*AIM*
Write the data below out exactly as it stands. Do not include the pictures.

Data listing:
* start *
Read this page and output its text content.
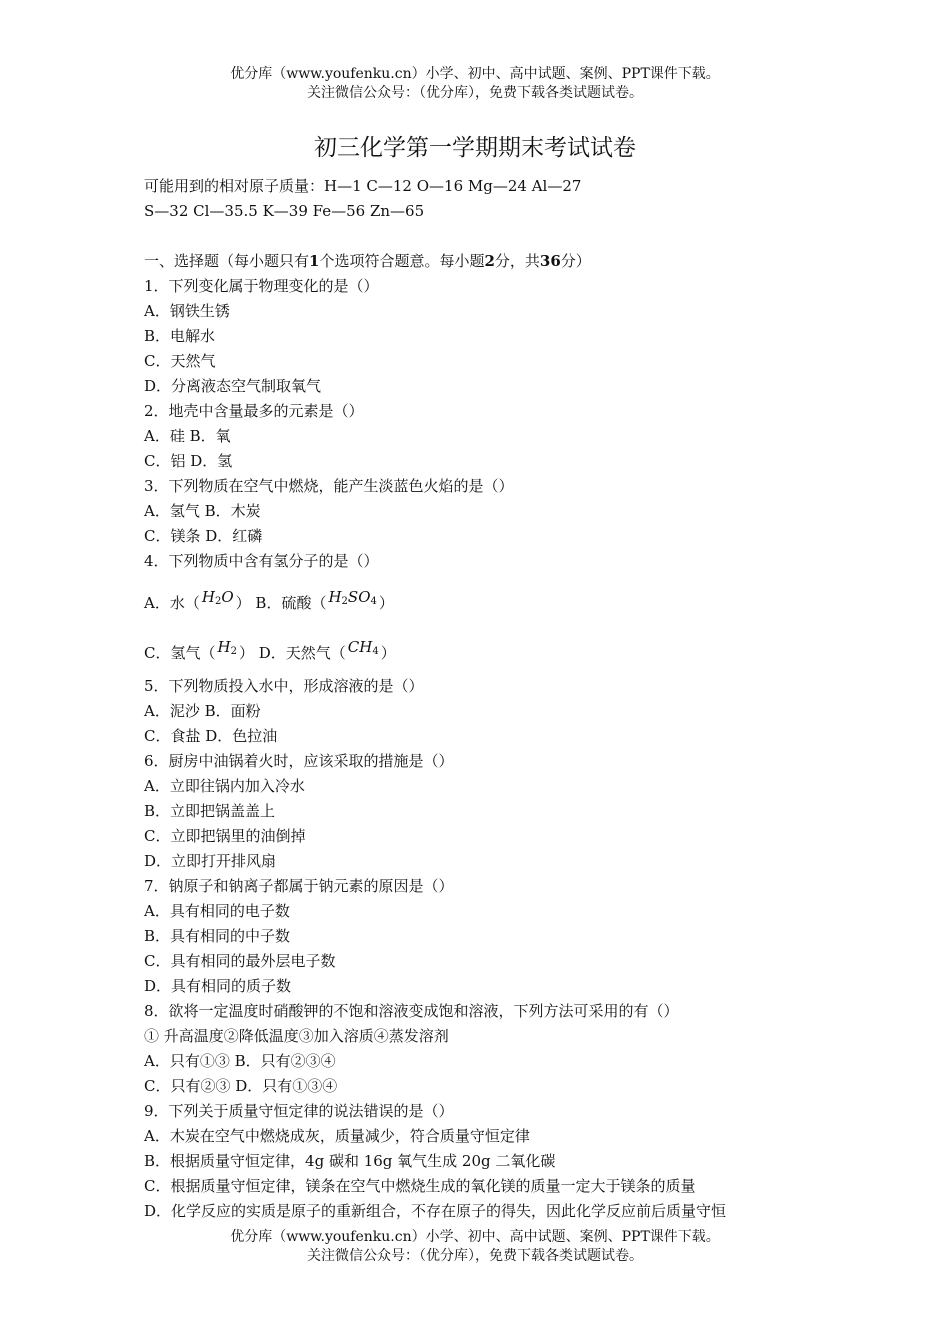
优分库（www.youfenku.cn）小学、初中、高中试题、案例、PPT课件下载。
关注微信公众号：（优分库），免费下载各类试题试卷。
初三化学第一学期期末考试试卷
可能用到的相对原子质量：H—1 C—12 O—16 Mg—24 Al—27
S—32 Cl—35.5 K—39 Fe—56 Zn—65
一、选择题（每小题只有1个选项符合题意。每小题2分，共36分）
1．下列变化属于物理变化的是（）
A．钢铁生锈
B．电解水
C．天然气
D．分离液态空气制取氧气
2．地壳中含量最多的元素是（）
A．硅 B．氧
C．铝 D．氢
3．下列物质在空气中燃烧，能产生淡蓝色火焰的是（）
A．氢气 B．木炭
C．镁条 D．红磷
4．下列物质中含有氢分子的是（）
A．水（ $H_2O$ ） B．硫酸（ $H_2SO_4$ ）
C．氢气（ $H_2$ ） D．天然气（ $CH_4$ ）
5．下列物质投入水中，形成溶液的是（）
A．泥沙 B．面粉
C．食盐 D．色拉油
6．厨房中油锅着火时，应该采取的措施是（）
A．立即往锅内加入冷水
B．立即把锅盖盖上
C．立即把锅里的油倒掉
D．立即打开排风扇
7．钠原子和钠离子都属于钠元素的原因是（）
A．具有相同的电子数
B．具有相同的中子数
C．具有相同的最外层电子数
D．具有相同的质子数
8．欲将一定温度时硝酸钾的不饱和溶液变成饱和溶液，下列方法可采用的有（）
① 升高温度②降低温度③加入溶质④蒸发溶剂
A．只有①③ B．只有②③④
C．只有②③ D．只有①③④
9．下列关于质量守恒定律的说法错误的是（）
A．木炭在空气中燃烧成灰，质量减少，符合质量守恒定律
B．根据质量守恒定律，4g 碳和 16g 氧气生成 20g 二氧化碳
C．根据质量守恒定律，镁条在空气中燃烧生成的氧化镁的质量一定大于镁条的质量
D．化学反应的实质是原子的重新组合，不存在原子的得失，因此化学反应前后质量守恒
优分库（www.youfenku.cn）小学、初中、高中试题、案例、PPT课件下载。
关注微信公众号：（优分库），免费下载各类试题试卷。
* end *
*COMPLETE RESPONSE*
Read this page and output its text content.
优分库（www.youfenku.cn）小学、初中、高中试题、案例、PPT课件下载。
关注微信公众号：（优分库），免费下载各类试题试卷。
初三化学第一学期期末考试试卷
可能用到的相对原子质量：H—1 C—12 O—16 Mg—24 Al—27
S—32 Cl—35.5 K—39 Fe—56 Zn—65
一、选择题（每小题只有1个选项符合题意。每小题2分，共36分）
1．下列变化属于物理变化的是（）
A．钢铁生锈
B．电解水
C．天然气
D．分离液态空气制取氧气
2．地壳中含量最多的元素是（）
A．硅 B．氧
C．铝 D．氢
3．下列物质在空气中燃烧，能产生淡蓝色火焰的是（）
A．氢气 B．木炭
C．镁条 D．红磷
4．下列物质中含有氢分子的是（）
A．水（ $H_2O$ ） B．硫酸（ $H_2SO_4$ ）
C．氢气（ $H_2$ ） D．天然气（ $CH_4$ ）
5．下列物质投入水中，形成溶液的是（）
A．泥沙 B．面粉
C．食盐 D．色拉油
6．厨房中油锅着火时，应该采取的措施是（）
A．立即往锅内加入冷水
B．立即把锅盖盖上
C．立即把锅里的油倒掉
D．立即打开排风扇
7．钠原子和钠离子都属于钠元素的原因是（）
A．具有相同的电子数
B．具有相同的中子数
C．具有相同的最外层电子数
D．具有相同的质子数
8．欲将一定温度时硝酸钾的不饱和溶液变成饱和溶液，下列方法可采用的有（）
① 升高温度②降低温度③加入溶质④蒸发溶剂
A．只有①③ B．只有②③④
C．只有②③ D．只有①③④
9．下列关于质量守恒定律的说法错误的是（）
A．木炭在空气中燃烧成灰，质量减少，符合质量守恒定律
B．根据质量守恒定律，4g 碳和 16g 氧气生成 20g 二氧化碳
C．根据质量守恒定律，镁条在空气中燃烧生成的氧化镁的质量一定大于镁条的质量
D．化学反应的实质是原子的重新组合，不存在原子的得失，因此化学反应前后质量守恒
优分库（www.youfenku.cn）小学、初中、高中试题、案例、PPT课件下载。
关注微信公众号：（优分库），免费下载各类试题试卷。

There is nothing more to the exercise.